▶ STORED DATA:
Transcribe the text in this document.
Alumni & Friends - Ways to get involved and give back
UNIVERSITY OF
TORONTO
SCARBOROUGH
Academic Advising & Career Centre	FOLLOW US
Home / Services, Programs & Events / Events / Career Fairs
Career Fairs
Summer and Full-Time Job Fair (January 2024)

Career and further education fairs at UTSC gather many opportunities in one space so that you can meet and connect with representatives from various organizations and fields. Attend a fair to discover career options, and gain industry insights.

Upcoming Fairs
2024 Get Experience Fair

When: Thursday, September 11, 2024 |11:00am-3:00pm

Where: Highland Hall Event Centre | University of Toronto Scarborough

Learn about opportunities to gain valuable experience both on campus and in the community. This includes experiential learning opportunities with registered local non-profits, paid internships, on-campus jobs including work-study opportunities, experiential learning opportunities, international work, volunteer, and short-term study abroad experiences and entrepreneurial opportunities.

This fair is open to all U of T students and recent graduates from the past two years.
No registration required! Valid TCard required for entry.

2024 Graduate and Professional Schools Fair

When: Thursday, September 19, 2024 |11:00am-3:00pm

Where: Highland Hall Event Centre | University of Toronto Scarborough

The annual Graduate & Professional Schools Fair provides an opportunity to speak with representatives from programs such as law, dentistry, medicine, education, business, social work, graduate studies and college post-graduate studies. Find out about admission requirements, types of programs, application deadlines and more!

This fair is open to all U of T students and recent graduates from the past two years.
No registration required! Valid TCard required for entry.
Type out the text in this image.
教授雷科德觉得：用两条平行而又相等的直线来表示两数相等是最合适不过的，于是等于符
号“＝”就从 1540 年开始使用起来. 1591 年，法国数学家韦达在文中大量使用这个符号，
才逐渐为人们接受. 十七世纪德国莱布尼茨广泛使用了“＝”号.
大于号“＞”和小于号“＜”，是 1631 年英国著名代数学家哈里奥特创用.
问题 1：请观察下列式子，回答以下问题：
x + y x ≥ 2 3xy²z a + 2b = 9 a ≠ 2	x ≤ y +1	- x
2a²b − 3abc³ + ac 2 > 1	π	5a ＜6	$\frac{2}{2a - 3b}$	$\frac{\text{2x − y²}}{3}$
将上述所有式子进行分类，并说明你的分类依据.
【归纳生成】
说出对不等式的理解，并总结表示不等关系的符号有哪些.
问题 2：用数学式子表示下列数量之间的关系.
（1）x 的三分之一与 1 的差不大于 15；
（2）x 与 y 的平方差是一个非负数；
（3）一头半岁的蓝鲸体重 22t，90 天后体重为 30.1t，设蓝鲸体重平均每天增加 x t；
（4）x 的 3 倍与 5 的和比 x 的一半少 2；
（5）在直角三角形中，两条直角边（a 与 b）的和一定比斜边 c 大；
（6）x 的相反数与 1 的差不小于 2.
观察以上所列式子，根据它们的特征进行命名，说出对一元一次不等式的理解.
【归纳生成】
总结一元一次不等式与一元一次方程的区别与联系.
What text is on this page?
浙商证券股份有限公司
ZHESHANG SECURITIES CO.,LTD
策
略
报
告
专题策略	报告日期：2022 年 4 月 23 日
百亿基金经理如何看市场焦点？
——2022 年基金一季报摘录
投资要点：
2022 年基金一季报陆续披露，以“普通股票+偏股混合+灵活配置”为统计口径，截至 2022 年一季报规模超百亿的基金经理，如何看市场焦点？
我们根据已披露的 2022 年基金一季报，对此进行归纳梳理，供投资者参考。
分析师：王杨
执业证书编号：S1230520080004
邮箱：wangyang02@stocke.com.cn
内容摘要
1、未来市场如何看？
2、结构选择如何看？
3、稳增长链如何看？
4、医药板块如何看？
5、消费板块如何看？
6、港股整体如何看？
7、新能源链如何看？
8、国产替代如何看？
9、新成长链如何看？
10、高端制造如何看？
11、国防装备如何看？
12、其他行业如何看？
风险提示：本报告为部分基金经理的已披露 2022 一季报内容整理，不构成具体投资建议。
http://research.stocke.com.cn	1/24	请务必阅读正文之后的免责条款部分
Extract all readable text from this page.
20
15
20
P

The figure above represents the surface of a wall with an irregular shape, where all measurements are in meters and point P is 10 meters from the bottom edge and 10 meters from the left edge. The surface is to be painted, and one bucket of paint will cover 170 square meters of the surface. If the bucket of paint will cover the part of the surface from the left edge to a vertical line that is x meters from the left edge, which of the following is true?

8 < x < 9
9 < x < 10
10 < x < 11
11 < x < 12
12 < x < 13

▶ BRIEF: State how many lines of the records above contain the word "September", giving only that number.

▶ OUTPUT FOR THIS TASK: 2